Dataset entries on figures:
....................

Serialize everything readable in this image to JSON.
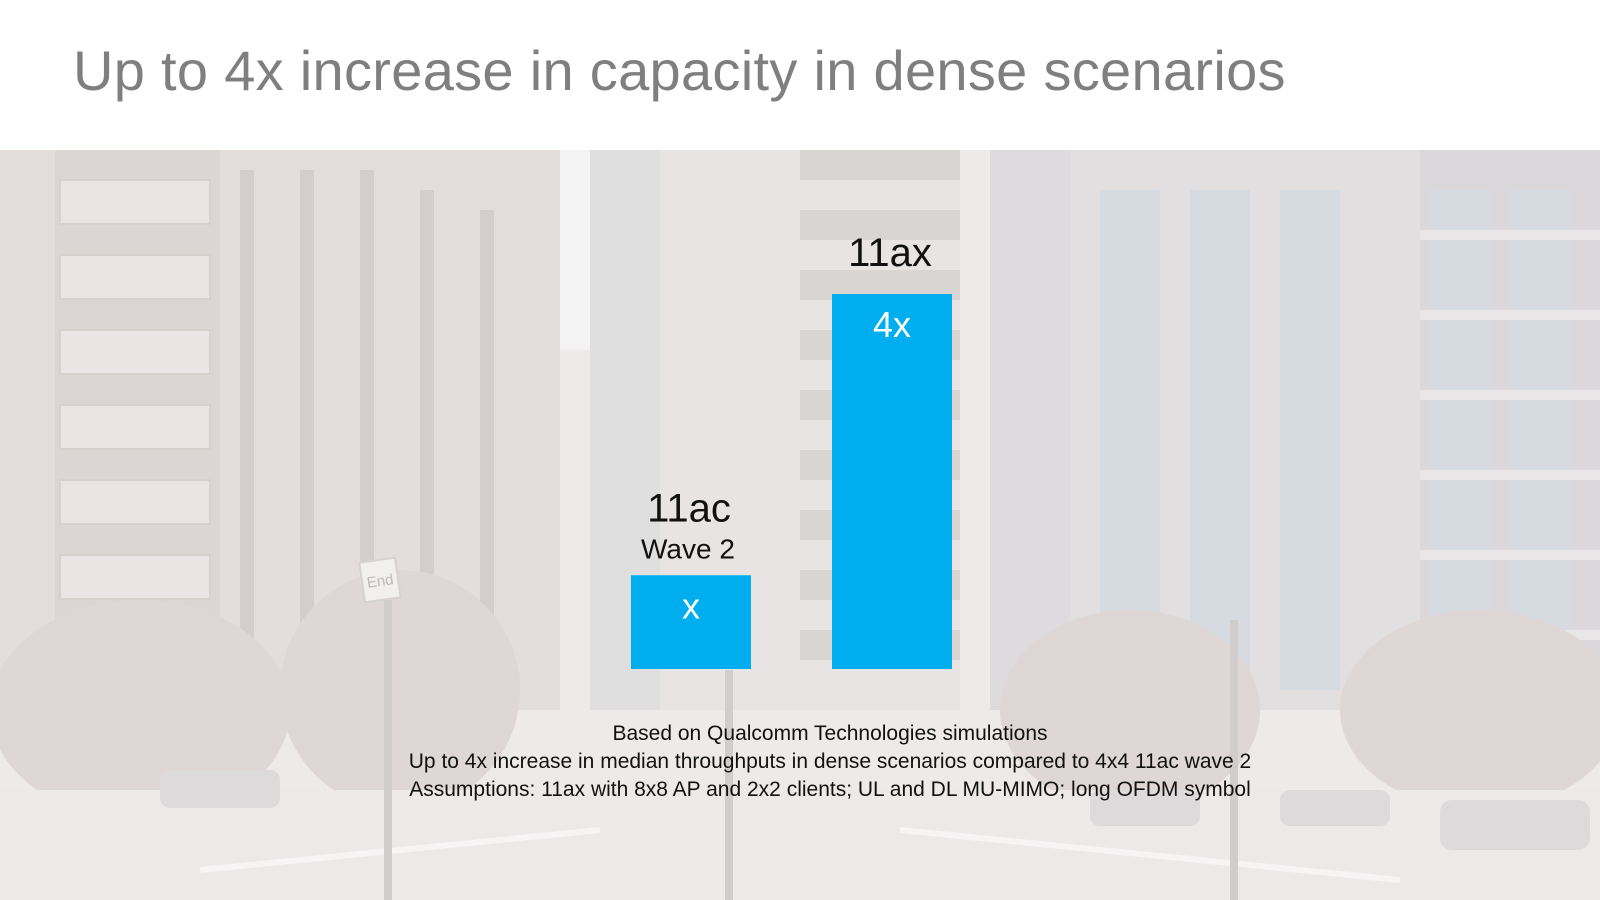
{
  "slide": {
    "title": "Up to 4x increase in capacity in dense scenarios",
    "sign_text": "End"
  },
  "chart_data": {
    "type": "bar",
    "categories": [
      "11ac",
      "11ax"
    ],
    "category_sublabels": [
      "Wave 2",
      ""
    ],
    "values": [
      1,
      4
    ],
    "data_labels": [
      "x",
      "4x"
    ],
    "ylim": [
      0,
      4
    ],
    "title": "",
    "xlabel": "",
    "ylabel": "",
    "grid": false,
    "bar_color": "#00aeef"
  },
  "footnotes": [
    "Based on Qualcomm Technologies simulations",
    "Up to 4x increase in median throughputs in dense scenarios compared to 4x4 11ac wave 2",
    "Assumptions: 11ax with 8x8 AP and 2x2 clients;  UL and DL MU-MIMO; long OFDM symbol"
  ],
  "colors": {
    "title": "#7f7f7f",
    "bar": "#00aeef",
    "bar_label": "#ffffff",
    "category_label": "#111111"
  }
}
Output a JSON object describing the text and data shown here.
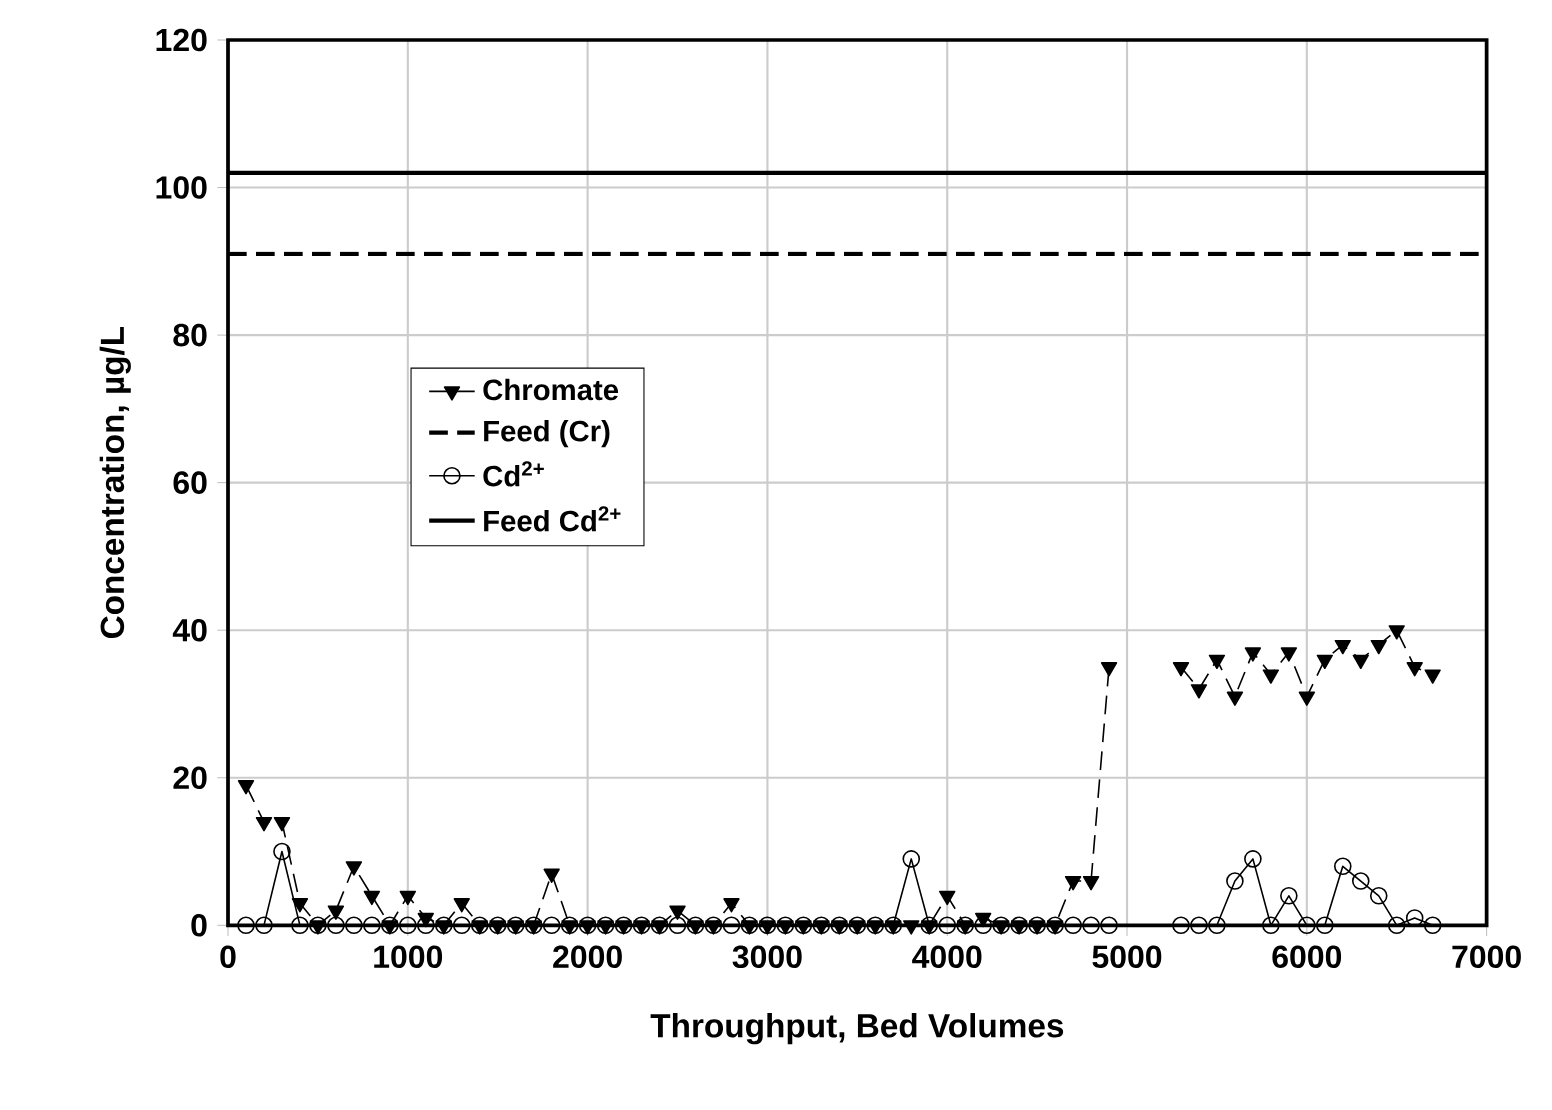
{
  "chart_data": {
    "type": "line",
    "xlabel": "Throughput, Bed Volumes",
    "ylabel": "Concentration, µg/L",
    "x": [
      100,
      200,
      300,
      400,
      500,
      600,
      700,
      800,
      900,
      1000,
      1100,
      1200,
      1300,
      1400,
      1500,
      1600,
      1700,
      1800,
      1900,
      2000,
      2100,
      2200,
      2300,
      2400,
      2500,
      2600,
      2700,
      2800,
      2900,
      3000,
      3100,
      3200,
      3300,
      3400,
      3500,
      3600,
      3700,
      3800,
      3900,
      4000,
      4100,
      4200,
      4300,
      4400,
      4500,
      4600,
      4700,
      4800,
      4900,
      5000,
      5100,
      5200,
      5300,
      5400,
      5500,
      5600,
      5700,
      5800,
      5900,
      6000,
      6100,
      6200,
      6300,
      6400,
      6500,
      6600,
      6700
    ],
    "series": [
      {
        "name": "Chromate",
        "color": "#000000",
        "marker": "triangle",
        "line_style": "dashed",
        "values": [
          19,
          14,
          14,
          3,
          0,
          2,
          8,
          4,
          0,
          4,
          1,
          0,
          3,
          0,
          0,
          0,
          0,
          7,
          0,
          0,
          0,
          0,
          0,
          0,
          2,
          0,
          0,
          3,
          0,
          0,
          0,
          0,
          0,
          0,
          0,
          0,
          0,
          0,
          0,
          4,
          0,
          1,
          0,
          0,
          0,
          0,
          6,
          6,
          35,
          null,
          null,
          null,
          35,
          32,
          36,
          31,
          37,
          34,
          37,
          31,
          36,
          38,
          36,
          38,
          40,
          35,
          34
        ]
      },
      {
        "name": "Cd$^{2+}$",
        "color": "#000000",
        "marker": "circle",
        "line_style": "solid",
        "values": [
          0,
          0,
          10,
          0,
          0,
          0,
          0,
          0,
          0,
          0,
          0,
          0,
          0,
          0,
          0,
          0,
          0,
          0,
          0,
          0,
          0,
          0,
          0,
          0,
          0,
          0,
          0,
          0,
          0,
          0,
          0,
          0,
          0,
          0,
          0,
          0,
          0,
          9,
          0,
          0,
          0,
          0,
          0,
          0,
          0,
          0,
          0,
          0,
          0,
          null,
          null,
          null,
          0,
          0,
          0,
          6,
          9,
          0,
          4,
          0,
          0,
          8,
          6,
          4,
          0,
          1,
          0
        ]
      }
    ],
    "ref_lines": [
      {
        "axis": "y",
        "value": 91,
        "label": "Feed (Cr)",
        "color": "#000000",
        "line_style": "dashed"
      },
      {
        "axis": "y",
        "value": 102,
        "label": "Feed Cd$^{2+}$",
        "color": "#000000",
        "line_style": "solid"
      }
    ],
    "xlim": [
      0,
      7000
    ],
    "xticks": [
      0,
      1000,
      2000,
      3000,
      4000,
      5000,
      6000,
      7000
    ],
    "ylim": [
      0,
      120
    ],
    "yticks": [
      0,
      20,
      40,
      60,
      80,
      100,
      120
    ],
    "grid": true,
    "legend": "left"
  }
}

....................

Every record must be copied exactly, with the pictures left out.

Serialize everything readable in this image to JSON.
{
  "slide": {
    "title": "Up to 4x increase in capacity in dense scenarios",
    "sign_text": "End"
  },
  "chart_data": {
    "type": "bar",
    "categories": [
      "11ac",
      "11ax"
    ],
    "category_sublabels": [
      "Wave 2",
      ""
    ],
    "values": [
      1,
      4
    ],
    "data_labels": [
      "x",
      "4x"
    ],
    "ylim": [
      0,
      4
    ],
    "title": "",
    "xlabel": "",
    "ylabel": "",
    "grid": false,
    "bar_color": "#00aeef"
  },
  "footnotes": [
    "Based on Qualcomm Technologies simulations",
    "Up to 4x increase in median throughputs in dense scenarios compared to 4x4 11ac wave 2",
    "Assumptions: 11ax with 8x8 AP and 2x2 clients;  UL and DL MU-MIMO; long OFDM symbol"
  ],
  "colors": {
    "title": "#7f7f7f",
    "bar": "#00aeef",
    "bar_label": "#ffffff",
    "category_label": "#111111"
  }
}
Output a JSON object describing the text and data shown here.
{
  "chart_data": {
    "type": "line",
    "xlabel": "Throughput, Bed Volumes",
    "ylabel": "Concentration, µg/L",
    "x": [
      100,
      200,
      300,
      400,
      500,
      600,
      700,
      800,
      900,
      1000,
      1100,
      1200,
      1300,
      1400,
      1500,
      1600,
      1700,
      1800,
      1900,
      2000,
      2100,
      2200,
      2300,
      2400,
      2500,
      2600,
      2700,
      2800,
      2900,
      3000,
      3100,
      3200,
      3300,
      3400,
      3500,
      3600,
      3700,
      3800,
      3900,
      4000,
      4100,
      4200,
      4300,
      4400,
      4500,
      4600,
      4700,
      4800,
      4900,
      5000,
      5100,
      5200,
      5300,
      5400,
      5500,
      5600,
      5700,
      5800,
      5900,
      6000,
      6100,
      6200,
      6300,
      6400,
      6500,
      6600,
      6700
    ],
    "series": [
      {
        "name": "Chromate",
        "color": "#000000",
        "marker": "triangle",
        "line_style": "dashed",
        "values": [
          19,
          14,
          14,
          3,
          0,
          2,
          8,
          4,
          0,
          4,
          1,
          0,
          3,
          0,
          0,
          0,
          0,
          7,
          0,
          0,
          0,
          0,
          0,
          0,
          2,
          0,
          0,
          3,
          0,
          0,
          0,
          0,
          0,
          0,
          0,
          0,
          0,
          0,
          0,
          4,
          0,
          1,
          0,
          0,
          0,
          0,
          6,
          6,
          35,
          null,
          null,
          null,
          35,
          32,
          36,
          31,
          37,
          34,
          37,
          31,
          36,
          38,
          36,
          38,
          40,
          35,
          34
        ]
      },
      {
        "name": "Cd$^{2+}$",
        "color": "#000000",
        "marker": "circle",
        "line_style": "solid",
        "values": [
          0,
          0,
          10,
          0,
          0,
          0,
          0,
          0,
          0,
          0,
          0,
          0,
          0,
          0,
          0,
          0,
          0,
          0,
          0,
          0,
          0,
          0,
          0,
          0,
          0,
          0,
          0,
          0,
          0,
          0,
          0,
          0,
          0,
          0,
          0,
          0,
          0,
          9,
          0,
          0,
          0,
          0,
          0,
          0,
          0,
          0,
          0,
          0,
          0,
          null,
          null,
          null,
          0,
          0,
          0,
          6,
          9,
          0,
          4,
          0,
          0,
          8,
          6,
          4,
          0,
          1,
          0
        ]
      }
    ],
    "ref_lines": [
      {
        "axis": "y",
        "value": 91,
        "label": "Feed (Cr)",
        "color": "#000000",
        "line_style": "dashed"
      },
      {
        "axis": "y",
        "value": 102,
        "label": "Feed Cd$^{2+}$",
        "color": "#000000",
        "line_style": "solid"
      }
    ],
    "xlim": [
      0,
      7000
    ],
    "xticks": [
      0,
      1000,
      2000,
      3000,
      4000,
      5000,
      6000,
      7000
    ],
    "ylim": [
      0,
      120
    ],
    "yticks": [
      0,
      20,
      40,
      60,
      80,
      100,
      120
    ],
    "grid": true,
    "legend": "left"
  }
}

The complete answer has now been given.